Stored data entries
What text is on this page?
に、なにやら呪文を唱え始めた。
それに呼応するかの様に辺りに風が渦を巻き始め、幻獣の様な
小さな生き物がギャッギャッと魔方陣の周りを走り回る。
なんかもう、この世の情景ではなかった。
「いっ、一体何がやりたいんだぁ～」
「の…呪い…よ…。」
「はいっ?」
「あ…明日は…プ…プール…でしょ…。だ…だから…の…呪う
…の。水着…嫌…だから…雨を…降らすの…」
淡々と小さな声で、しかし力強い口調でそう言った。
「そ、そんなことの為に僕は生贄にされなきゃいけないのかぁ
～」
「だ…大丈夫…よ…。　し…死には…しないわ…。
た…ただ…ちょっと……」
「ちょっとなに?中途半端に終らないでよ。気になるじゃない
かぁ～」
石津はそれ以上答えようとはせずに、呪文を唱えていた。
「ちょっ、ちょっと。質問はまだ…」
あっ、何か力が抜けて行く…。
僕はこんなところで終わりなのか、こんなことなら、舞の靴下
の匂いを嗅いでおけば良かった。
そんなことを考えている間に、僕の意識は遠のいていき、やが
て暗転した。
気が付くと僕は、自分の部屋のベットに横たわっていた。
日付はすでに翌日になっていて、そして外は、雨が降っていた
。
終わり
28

▸ **OBJECTIVE**
Print the records above exactly as they appear.

▸ **ANSWER**
What text is on this page?
に、なにやら呪文を唱え始めた。
それに呼応するかの様に辺りに風が渦を巻き始め、幻獣の様な
小さな生き物がギャッギャッと魔方陣の周りを走り回る。
なんかもう、この世の情景ではなかった。
「いっ、一体何がやりたいんだぁ～」
「の…呪い…よ…。」
「はいっ?」
「あ…明日は…プ…プール…でしょ…。だ…だから…の…呪う
…の。水着…嫌…だから…雨を…降らすの…」
淡々と小さな声で、しかし力強い口調でそう言った。
「そ、そんなことの為に僕は生贄にされなきゃいけないのかぁ
～」
「だ…大丈夫…よ…。　し…死には…しないわ…。
た…ただ…ちょっと……」
「ちょっとなに?中途半端に終らないでよ。気になるじゃない
かぁ～」
石津はそれ以上答えようとはせずに、呪文を唱えていた。
「ちょっ、ちょっと。質問はまだ…」
あっ、何か力が抜けて行く…。
僕はこんなところで終わりなのか、こんなことなら、舞の靴下
の匂いを嗅いでおけば良かった。
そんなことを考えている間に、僕の意識は遠のいていき、やが
て暗転した。
気が付くと僕は、自分の部屋のベットに横たわっていた。
日付はすでに翌日になっていて、そして外は、雨が降っていた
。
終わり
28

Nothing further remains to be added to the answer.